> Task objective
Convert every line of the records below into a Markdown table with two columns, Row and Line, where Row holds the line's number and Line holds its text. Omit any blank lines.

Data extracted from a collection:
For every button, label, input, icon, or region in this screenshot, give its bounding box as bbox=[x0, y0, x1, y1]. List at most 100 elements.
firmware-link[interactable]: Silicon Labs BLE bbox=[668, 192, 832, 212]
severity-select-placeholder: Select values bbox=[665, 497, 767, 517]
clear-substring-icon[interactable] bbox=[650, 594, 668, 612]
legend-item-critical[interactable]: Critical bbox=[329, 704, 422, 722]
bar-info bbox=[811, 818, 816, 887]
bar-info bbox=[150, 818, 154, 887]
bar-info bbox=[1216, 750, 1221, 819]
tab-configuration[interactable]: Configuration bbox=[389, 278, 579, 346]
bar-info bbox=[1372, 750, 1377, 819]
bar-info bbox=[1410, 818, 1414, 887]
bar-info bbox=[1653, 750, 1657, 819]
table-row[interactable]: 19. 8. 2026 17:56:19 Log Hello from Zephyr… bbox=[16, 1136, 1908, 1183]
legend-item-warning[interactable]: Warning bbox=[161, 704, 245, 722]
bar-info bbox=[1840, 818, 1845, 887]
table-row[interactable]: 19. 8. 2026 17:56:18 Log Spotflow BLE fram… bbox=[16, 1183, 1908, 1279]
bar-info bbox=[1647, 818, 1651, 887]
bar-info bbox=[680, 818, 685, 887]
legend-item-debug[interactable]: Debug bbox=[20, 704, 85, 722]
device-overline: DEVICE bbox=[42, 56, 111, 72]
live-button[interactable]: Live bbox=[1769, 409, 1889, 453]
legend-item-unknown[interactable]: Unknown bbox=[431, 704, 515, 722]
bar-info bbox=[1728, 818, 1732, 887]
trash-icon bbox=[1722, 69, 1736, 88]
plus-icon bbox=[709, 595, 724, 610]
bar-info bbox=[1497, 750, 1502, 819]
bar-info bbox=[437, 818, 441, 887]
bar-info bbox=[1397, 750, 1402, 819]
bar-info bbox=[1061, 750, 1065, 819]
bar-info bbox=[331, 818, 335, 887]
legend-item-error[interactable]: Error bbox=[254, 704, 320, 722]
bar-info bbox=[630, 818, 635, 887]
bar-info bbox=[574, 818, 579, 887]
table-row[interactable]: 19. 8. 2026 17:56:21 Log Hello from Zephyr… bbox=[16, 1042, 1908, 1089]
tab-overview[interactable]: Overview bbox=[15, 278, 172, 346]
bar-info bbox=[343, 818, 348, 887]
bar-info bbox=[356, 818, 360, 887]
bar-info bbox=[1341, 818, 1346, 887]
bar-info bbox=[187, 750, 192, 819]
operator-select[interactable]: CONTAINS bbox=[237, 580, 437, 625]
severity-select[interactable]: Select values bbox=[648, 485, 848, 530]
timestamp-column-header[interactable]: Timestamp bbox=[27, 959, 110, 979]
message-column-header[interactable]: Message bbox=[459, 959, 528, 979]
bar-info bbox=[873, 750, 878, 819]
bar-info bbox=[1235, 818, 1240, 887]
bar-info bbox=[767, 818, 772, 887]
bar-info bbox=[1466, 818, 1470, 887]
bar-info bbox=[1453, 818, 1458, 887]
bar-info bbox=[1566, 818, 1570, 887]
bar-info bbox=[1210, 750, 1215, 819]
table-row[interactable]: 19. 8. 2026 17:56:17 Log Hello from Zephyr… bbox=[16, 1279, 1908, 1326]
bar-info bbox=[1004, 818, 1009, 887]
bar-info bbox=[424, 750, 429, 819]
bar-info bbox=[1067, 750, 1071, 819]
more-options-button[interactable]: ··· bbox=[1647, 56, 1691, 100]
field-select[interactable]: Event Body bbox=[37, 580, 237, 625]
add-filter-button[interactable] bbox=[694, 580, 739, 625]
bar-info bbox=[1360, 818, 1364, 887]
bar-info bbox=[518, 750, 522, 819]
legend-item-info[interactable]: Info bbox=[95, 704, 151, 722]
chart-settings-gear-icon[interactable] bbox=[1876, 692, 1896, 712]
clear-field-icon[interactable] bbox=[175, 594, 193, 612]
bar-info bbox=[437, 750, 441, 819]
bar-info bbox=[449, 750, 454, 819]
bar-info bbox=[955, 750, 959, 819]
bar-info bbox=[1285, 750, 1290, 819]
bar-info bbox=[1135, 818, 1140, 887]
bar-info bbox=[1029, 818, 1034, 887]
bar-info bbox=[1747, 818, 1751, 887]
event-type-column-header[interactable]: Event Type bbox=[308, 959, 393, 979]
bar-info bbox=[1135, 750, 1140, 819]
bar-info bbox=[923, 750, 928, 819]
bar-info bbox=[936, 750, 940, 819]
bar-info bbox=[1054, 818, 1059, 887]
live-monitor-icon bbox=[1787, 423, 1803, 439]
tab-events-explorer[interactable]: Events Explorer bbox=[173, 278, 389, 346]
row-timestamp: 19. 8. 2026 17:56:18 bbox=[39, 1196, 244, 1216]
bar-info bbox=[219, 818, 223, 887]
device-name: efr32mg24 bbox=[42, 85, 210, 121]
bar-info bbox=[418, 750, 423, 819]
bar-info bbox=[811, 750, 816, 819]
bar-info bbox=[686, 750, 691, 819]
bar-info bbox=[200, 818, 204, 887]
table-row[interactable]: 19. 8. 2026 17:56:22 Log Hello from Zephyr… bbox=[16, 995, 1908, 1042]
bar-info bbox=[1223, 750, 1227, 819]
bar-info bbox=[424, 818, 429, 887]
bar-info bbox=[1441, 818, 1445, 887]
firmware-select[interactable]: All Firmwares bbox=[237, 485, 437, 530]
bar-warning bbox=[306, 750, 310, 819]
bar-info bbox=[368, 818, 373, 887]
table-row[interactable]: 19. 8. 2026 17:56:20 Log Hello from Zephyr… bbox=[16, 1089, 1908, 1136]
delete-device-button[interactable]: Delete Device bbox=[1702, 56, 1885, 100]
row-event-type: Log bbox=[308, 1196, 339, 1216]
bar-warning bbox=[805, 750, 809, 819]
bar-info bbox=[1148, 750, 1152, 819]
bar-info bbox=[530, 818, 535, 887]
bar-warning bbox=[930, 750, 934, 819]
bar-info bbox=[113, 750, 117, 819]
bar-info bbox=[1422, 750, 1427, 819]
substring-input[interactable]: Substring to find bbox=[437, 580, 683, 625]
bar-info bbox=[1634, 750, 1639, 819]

> Task response
| Row | Line |
|---|---|
| 1 | For every button, label, input, icon, or region in this screenshot, give its bounding box as bbox=[x0, y0, x1, y1]. List at most 100 elements. |
| 2 | firmware-link[interactable]: Silicon Labs BLE bbox=[668, 192, 832, 212] |
| 3 | severity-select-placeholder: Select values bbox=[665, 497, 767, 517] |
| 4 | clear-substring-icon[interactable] bbox=[650, 594, 668, 612] |
| 5 | legend-item-critical[interactable]: Critical bbox=[329, 704, 422, 722] |
| 6 | bar-info bbox=[811, 818, 816, 887] |
| 7 | bar-info bbox=[150, 818, 154, 887] |
| 8 | bar-info bbox=[1216, 750, 1221, 819] |
| 9 | tab-configuration[interactable]: Configuration bbox=[389, 278, 579, 346] |
| 10 | bar-info bbox=[1372, 750, 1377, 819] |
| 11 | bar-info bbox=[1410, 818, 1414, 887] |
| 12 | bar-info bbox=[1653, 750, 1657, 819] |
| 13 | table-row[interactable]: 19. 8. 2026 17:56:19 Log Hello from Zephyr… bbox=[16, 1136, 1908, 1183] |
| 14 | legend-item-warning[interactable]: Warning bbox=[161, 704, 245, 722] |
| 15 | bar-info bbox=[1840, 818, 1845, 887] |
| 16 | table-row[interactable]: 19. 8. 2026 17:56:18 Log Spotflow BLE fram… bbox=[16, 1183, 1908, 1279] |
| 17 | bar-info bbox=[1647, 818, 1651, 887] |
| 18 | bar-info bbox=[680, 818, 685, 887] |
| 19 | legend-item-debug[interactable]: Debug bbox=[20, 704, 85, 722] |
| 20 | device-overline: DEVICE bbox=[42, 56, 111, 72] |
| 21 | live-button[interactable]: Live bbox=[1769, 409, 1889, 453] |
| 22 | legend-item-unknown[interactable]: Unknown bbox=[431, 704, 515, 722] |
| 23 | bar-info bbox=[1728, 818, 1732, 887] |
| 24 | trash-icon bbox=[1722, 69, 1736, 88] |
| 25 | plus-icon bbox=[709, 595, 724, 610] |
| 26 | bar-info bbox=[1497, 750, 1502, 819] |
| 27 | bar-info bbox=[437, 818, 441, 887] |
| 28 | bar-info bbox=[1397, 750, 1402, 819] |
| 29 | bar-info bbox=[1061, 750, 1065, 819] |
| 30 | bar-info bbox=[331, 818, 335, 887] |
| 31 | legend-item-error[interactable]: Error bbox=[254, 704, 320, 722] |
| 32 | bar-info bbox=[630, 818, 635, 887] |
| 33 | bar-info bbox=[574, 818, 579, 887] |
| 34 | table-row[interactable]: 19. 8. 2026 17:56:21 Log Hello from Zephyr… bbox=[16, 1042, 1908, 1089] |
| 35 | tab-overview[interactable]: Overview bbox=[15, 278, 172, 346] |
| 36 | bar-info bbox=[343, 818, 348, 887] |
| 37 | bar-info bbox=[356, 818, 360, 887] |
| 38 | bar-info bbox=[1341, 818, 1346, 887] |
| 39 | bar-info bbox=[187, 750, 192, 819] |
| 40 | operator-select[interactable]: CONTAINS bbox=[237, 580, 437, 625] |
| 41 | severity-select[interactable]: Select values bbox=[648, 485, 848, 530] |
| 42 | timestamp-column-header[interactable]: Timestamp bbox=[27, 959, 110, 979] |
| 43 | message-column-header[interactable]: Message bbox=[459, 959, 528, 979] |
| 44 | bar-info bbox=[873, 750, 878, 819] |
| 45 | bar-info bbox=[1235, 818, 1240, 887] |
| 46 | bar-info bbox=[767, 818, 772, 887] |
| 47 | bar-info bbox=[1466, 818, 1470, 887] |
| 48 | bar-info bbox=[1453, 818, 1458, 887] |
| 49 | bar-info bbox=[1566, 818, 1570, 887] |
| 50 | bar-info bbox=[1210, 750, 1215, 819] |
| 51 | table-row[interactable]: 19. 8. 2026 17:56:17 Log Hello from Zephyr… bbox=[16, 1279, 1908, 1326] |
| 52 | bar-info bbox=[1004, 818, 1009, 887] |
| 53 | bar-info bbox=[424, 750, 429, 819] |
| 54 | bar-info bbox=[1067, 750, 1071, 819] |
| 55 | more-options-button[interactable]: ··· bbox=[1647, 56, 1691, 100] |
| 56 | field-select[interactable]: Event Body bbox=[37, 580, 237, 625] |
| 57 | add-filter-button[interactable] bbox=[694, 580, 739, 625] |
| 58 | bar-info bbox=[1360, 818, 1364, 887] |
| 59 | bar-info bbox=[518, 750, 522, 819] |
| 60 | legend-item-info[interactable]: Info bbox=[95, 704, 151, 722] |
| 61 | chart-settings-gear-icon[interactable] bbox=[1876, 692, 1896, 712] |
| 62 | clear-field-icon[interactable] bbox=[175, 594, 193, 612] |
| 63 | bar-info bbox=[437, 750, 441, 819] |
| 64 | bar-info bbox=[449, 750, 454, 819] |
| 65 | bar-info bbox=[955, 750, 959, 819] |
| 66 | bar-info bbox=[1285, 750, 1290, 819] |
| 67 | bar-info bbox=[1135, 818, 1140, 887] |
| 68 | bar-info bbox=[1029, 818, 1034, 887] |
| 69 | bar-info bbox=[1747, 818, 1751, 887] |
| 70 | event-type-column-header[interactable]: Event Type bbox=[308, 959, 393, 979] |
| 71 | bar-info bbox=[1135, 750, 1140, 819] |
| 72 | bar-info bbox=[923, 750, 928, 819] |
| 73 | bar-info bbox=[936, 750, 940, 819] |
| 74 | bar-info bbox=[1054, 818, 1059, 887] |
| 75 | live-monitor-icon bbox=[1787, 423, 1803, 439] |
| 76 | tab-events-explorer[interactable]: Events Explorer bbox=[173, 278, 389, 346] |
| 77 | row-timestamp: 19. 8. 2026 17:56:18 bbox=[39, 1196, 244, 1216] |
| 78 | bar-info bbox=[219, 818, 223, 887] |
| 79 | device-name: efr32mg24 bbox=[42, 85, 210, 121] |
| 80 | bar-info bbox=[418, 750, 423, 819] |
| 81 | bar-info bbox=[811, 750, 816, 819] |
| 82 | bar-info bbox=[686, 750, 691, 819] |
| 83 | bar-info bbox=[200, 818, 204, 887] |
| 84 | table-row[interactable]: 19. 8. 2026 17:56:22 Log Hello from Zephyr… bbox=[16, 995, 1908, 1042] |
| 85 | bar-info bbox=[1223, 750, 1227, 819] |
| 86 | bar-info bbox=[424, 818, 429, 887] |
| 87 | bar-info bbox=[1441, 818, 1445, 887] |
| 88 | firmware-select[interactable]: All Firmwares bbox=[237, 485, 437, 530] |
| 89 | bar-warning bbox=[306, 750, 310, 819] |
| 90 | bar-info bbox=[368, 818, 373, 887] |
| 91 | table-row[interactable]: 19. 8. 2026 17:56:20 Log Hello from Zephyr… bbox=[16, 1089, 1908, 1136] |
| 92 | delete-device-button[interactable]: Delete Device bbox=[1702, 56, 1885, 100] |
| 93 | row-event-type: Log bbox=[308, 1196, 339, 1216] |
| 94 | bar-warning bbox=[805, 750, 809, 819] |
| 95 | bar-info bbox=[1148, 750, 1152, 819] |
| 96 | bar-info bbox=[530, 818, 535, 887] |
| 97 | bar-warning bbox=[930, 750, 934, 819] |
| 98 | bar-info bbox=[113, 750, 117, 819] |
| 99 | bar-info bbox=[1422, 750, 1427, 819] |
| 100 | substring-input[interactable]: Substring to find bbox=[437, 580, 683, 625] |
| 101 | bar-info bbox=[1634, 750, 1639, 819] |